Given records ▸
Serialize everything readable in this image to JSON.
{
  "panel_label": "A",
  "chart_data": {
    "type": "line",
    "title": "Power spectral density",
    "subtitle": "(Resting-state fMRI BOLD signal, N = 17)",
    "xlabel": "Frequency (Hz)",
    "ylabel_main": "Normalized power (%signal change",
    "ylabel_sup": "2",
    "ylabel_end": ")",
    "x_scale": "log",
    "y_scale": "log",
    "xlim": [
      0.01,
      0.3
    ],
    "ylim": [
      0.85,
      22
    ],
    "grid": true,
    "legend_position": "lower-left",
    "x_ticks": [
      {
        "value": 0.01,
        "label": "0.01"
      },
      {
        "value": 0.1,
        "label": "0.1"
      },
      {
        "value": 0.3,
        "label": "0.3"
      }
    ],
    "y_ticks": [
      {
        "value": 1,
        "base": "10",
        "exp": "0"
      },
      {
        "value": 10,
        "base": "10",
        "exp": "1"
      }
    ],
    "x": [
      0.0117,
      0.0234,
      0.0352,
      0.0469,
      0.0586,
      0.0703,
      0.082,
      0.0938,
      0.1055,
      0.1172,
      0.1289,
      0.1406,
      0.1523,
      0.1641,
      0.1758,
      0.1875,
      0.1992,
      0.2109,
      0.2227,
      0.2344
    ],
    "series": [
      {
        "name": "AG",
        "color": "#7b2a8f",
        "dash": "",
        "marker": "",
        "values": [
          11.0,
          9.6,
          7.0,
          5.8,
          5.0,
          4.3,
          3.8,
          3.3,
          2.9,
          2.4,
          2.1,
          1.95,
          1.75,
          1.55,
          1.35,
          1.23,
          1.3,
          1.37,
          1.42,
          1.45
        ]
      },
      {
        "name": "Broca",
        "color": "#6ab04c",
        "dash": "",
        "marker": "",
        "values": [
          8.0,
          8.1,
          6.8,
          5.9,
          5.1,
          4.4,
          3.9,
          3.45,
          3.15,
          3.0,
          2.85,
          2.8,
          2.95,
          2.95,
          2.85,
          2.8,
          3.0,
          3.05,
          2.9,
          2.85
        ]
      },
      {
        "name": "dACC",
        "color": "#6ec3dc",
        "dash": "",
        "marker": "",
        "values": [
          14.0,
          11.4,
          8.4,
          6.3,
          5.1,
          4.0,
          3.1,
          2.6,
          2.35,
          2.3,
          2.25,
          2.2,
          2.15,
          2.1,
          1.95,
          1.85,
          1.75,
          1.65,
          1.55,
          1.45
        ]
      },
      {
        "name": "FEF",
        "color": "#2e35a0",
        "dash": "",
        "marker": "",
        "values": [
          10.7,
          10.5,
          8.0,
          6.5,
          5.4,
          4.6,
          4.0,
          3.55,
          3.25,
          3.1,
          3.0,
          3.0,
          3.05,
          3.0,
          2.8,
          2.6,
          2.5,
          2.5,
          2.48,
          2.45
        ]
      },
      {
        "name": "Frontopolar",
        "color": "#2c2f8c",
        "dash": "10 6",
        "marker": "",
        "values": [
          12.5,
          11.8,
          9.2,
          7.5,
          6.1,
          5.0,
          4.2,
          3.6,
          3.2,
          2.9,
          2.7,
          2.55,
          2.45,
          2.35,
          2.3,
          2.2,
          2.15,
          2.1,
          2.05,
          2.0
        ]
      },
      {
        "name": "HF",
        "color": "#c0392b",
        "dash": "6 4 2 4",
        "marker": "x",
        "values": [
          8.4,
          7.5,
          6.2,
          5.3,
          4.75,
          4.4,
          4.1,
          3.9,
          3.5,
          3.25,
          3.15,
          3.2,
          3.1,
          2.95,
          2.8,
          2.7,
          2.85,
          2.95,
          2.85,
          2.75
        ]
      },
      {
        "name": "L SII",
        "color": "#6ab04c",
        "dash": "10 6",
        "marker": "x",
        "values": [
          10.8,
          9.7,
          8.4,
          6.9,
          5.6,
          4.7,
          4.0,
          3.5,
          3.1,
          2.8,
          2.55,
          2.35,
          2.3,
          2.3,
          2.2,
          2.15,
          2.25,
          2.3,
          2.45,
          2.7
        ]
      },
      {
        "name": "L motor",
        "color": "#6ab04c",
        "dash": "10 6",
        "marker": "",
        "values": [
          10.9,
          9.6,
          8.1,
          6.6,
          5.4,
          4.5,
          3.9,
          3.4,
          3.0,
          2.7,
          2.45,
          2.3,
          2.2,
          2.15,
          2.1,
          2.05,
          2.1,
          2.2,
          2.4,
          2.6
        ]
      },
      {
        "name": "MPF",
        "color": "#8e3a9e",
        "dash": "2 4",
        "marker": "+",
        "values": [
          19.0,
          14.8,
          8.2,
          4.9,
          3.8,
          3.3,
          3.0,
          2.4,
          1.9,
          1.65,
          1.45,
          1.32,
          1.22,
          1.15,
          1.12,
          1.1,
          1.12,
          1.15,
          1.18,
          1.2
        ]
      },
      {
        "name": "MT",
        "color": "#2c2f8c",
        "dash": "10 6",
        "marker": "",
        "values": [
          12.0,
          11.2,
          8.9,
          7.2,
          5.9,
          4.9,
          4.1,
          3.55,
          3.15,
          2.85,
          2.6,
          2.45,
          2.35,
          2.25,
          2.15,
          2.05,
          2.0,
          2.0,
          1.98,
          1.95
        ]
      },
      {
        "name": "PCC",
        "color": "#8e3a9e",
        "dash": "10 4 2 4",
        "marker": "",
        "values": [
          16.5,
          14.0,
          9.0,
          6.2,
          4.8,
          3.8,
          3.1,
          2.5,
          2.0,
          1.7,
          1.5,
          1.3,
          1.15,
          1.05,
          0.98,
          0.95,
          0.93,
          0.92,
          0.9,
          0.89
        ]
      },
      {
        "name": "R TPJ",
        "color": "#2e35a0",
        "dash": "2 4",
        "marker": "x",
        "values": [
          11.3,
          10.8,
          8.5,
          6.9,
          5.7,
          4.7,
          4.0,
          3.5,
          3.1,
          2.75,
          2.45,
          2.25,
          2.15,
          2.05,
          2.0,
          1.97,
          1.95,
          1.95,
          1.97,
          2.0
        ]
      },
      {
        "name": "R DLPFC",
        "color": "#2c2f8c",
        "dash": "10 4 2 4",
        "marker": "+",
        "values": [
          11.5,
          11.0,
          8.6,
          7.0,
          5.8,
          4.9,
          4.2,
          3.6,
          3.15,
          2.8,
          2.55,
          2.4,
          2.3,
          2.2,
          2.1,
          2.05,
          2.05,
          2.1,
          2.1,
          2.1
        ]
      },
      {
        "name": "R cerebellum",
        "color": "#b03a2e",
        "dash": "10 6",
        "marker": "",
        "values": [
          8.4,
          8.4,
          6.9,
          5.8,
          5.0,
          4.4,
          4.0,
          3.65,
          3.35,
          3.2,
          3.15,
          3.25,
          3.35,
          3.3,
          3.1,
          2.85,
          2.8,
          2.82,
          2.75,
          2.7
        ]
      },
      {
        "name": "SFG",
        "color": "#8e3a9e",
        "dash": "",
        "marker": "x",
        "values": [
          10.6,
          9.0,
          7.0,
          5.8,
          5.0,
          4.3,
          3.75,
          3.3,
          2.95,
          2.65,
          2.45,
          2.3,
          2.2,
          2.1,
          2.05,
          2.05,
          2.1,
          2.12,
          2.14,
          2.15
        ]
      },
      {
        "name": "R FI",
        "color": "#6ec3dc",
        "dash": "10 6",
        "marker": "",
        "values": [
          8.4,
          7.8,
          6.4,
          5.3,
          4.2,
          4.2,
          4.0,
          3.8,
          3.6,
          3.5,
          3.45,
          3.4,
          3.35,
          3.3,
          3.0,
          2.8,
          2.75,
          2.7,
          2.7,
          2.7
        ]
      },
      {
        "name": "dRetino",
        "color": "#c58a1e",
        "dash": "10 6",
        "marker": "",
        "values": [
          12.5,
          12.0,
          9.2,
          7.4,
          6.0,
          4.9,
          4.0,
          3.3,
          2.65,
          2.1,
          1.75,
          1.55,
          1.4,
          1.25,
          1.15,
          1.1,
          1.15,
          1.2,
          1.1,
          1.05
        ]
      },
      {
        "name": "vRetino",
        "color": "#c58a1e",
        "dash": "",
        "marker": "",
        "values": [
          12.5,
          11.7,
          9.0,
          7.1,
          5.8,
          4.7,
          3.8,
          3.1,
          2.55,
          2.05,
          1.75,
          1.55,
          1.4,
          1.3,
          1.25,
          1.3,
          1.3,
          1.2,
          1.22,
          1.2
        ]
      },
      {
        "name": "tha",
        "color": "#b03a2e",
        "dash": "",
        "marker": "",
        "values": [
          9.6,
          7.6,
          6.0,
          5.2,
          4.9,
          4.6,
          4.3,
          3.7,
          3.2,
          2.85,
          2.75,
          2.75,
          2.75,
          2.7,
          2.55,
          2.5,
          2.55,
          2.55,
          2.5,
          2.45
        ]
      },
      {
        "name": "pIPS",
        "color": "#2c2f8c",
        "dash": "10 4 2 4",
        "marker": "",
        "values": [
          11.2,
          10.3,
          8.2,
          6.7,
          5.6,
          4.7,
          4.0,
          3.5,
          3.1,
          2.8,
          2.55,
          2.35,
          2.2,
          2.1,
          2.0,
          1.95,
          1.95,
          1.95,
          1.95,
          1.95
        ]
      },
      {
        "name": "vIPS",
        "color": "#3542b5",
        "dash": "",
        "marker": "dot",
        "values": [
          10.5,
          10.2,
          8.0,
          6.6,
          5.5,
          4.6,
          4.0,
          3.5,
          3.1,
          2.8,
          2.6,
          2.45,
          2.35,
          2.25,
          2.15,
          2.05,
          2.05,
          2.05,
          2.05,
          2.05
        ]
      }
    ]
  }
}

Goal of the exercise ▸
Where a line in the entries holds the word "signal", copy that line.

Worked answer ▸
    "subtitle": "(Resting-state fMRI BOLD signal, N = 17)",
    "ylabel_main": "Normalized power (%signal change",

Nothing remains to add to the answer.